** Opening Dataset excerpts block **

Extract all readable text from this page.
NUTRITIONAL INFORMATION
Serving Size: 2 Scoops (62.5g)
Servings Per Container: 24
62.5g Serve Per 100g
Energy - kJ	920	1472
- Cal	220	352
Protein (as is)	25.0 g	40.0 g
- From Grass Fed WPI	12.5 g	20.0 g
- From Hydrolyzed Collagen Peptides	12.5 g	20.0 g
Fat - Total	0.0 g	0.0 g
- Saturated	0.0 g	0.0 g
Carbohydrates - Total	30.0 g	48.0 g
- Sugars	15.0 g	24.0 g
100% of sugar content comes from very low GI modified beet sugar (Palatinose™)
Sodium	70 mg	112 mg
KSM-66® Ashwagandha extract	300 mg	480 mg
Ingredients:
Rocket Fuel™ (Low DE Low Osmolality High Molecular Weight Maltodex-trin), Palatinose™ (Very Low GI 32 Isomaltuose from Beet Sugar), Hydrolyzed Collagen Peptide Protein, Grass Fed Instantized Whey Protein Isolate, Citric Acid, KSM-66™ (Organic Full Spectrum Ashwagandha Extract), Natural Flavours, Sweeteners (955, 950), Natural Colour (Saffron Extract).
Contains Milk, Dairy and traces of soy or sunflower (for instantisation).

** Closing Dataset excerpts block **

What is required: From the data, collect all lines where the string "Total" appears.

Answer section:
Fat - Total	0.0 g	0.0 g
Carbohydrates - Total	30.0 g	48.0 g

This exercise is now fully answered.